_Problem_:
Using the data below, repeat all of it precisely.

Dataset entries:
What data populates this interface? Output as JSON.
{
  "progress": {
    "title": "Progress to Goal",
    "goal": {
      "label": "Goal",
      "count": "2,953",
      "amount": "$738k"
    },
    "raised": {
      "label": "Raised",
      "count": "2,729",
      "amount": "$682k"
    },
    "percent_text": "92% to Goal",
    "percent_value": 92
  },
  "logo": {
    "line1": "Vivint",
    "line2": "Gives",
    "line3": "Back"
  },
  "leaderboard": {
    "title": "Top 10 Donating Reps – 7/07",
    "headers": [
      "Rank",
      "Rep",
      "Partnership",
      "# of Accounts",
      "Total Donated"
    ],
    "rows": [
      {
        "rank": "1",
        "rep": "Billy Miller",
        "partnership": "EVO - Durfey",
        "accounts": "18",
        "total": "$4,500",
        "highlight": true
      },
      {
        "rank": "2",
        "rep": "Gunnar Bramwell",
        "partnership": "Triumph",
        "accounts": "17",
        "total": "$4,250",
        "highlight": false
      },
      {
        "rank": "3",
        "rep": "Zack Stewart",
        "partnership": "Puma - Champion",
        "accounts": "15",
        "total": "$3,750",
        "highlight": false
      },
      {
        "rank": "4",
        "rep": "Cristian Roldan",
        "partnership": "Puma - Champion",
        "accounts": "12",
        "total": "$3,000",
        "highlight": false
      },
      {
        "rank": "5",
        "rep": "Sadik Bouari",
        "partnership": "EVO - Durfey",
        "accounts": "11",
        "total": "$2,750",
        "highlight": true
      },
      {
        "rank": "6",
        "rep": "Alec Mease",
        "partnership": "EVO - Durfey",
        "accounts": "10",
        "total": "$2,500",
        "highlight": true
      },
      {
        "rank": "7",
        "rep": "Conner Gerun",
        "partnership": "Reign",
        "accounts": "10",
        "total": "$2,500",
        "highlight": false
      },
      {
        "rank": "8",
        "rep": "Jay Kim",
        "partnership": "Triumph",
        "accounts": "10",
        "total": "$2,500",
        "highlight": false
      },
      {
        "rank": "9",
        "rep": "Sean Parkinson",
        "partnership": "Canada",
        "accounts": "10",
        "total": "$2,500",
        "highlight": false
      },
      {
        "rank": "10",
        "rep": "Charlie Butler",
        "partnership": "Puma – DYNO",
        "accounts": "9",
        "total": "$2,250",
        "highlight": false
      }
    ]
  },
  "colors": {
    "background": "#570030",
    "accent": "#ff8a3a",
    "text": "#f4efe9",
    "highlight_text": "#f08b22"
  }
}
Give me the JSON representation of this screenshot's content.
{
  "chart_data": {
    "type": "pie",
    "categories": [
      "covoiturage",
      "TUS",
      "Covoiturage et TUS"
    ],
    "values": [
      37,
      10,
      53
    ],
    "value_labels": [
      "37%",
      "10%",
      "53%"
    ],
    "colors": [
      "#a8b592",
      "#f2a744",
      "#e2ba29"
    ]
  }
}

_Solution to this exercise_:
What data populates this interface? Output as JSON.
{
  "progress": {
    "title": "Progress to Goal",
    "goal": {
      "label": "Goal",
      "count": "2,953",
      "amount": "$738k"
    },
    "raised": {
      "label": "Raised",
      "count": "2,729",
      "amount": "$682k"
    },
    "percent_text": "92% to Goal",
    "percent_value": 92
  },
  "logo": {
    "line1": "Vivint",
    "line2": "Gives",
    "line3": "Back"
  },
  "leaderboard": {
    "title": "Top 10 Donating Reps – 7/07",
    "headers": [
      "Rank",
      "Rep",
      "Partnership",
      "# of Accounts",
      "Total Donated"
    ],
    "rows": [
      {
        "rank": "1",
        "rep": "Billy Miller",
        "partnership": "EVO - Durfey",
        "accounts": "18",
        "total": "$4,500",
        "highlight": true
      },
      {
        "rank": "2",
        "rep": "Gunnar Bramwell",
        "partnership": "Triumph",
        "accounts": "17",
        "total": "$4,250",
        "highlight": false
      },
      {
        "rank": "3",
        "rep": "Zack Stewart",
        "partnership": "Puma - Champion",
        "accounts": "15",
        "total": "$3,750",
        "highlight": false
      },
      {
        "rank": "4",
        "rep": "Cristian Roldan",
        "partnership": "Puma - Champion",
        "accounts": "12",
        "total": "$3,000",
        "highlight": false
      },
      {
        "rank": "5",
        "rep": "Sadik Bouari",
        "partnership": "EVO - Durfey",
        "accounts": "11",
        "total": "$2,750",
        "highlight": true
      },
      {
        "rank": "6",
        "rep": "Alec Mease",
        "partnership": "EVO - Durfey",
        "accounts": "10",
        "total": "$2,500",
        "highlight": true
      },
      {
        "rank": "7",
        "rep": "Conner Gerun",
        "partnership": "Reign",
        "accounts": "10",
        "total": "$2,500",
        "highlight": false
      },
      {
        "rank": "8",
        "rep": "Jay Kim",
        "partnership": "Triumph",
        "accounts": "10",
        "total": "$2,500",
        "highlight": false
      },
      {
        "rank": "9",
        "rep": "Sean Parkinson",
        "partnership": "Canada",
        "accounts": "10",
        "total": "$2,500",
        "highlight": false
      },
      {
        "rank": "10",
        "rep": "Charlie Butler",
        "partnership": "Puma – DYNO",
        "accounts": "9",
        "total": "$2,250",
        "highlight": false
      }
    ]
  },
  "colors": {
    "background": "#570030",
    "accent": "#ff8a3a",
    "text": "#f4efe9",
    "highlight_text": "#f08b22"
  }
}
Give me the JSON representation of this screenshot's content.
{
  "chart_data": {
    "type": "pie",
    "categories": [
      "covoiturage",
      "TUS",
      "Covoiturage et TUS"
    ],
    "values": [
      37,
      10,
      53
    ],
    "value_labels": [
      "37%",
      "10%",
      "53%"
    ],
    "colors": [
      "#a8b592",
      "#f2a744",
      "#e2ba29"
    ]
  }
}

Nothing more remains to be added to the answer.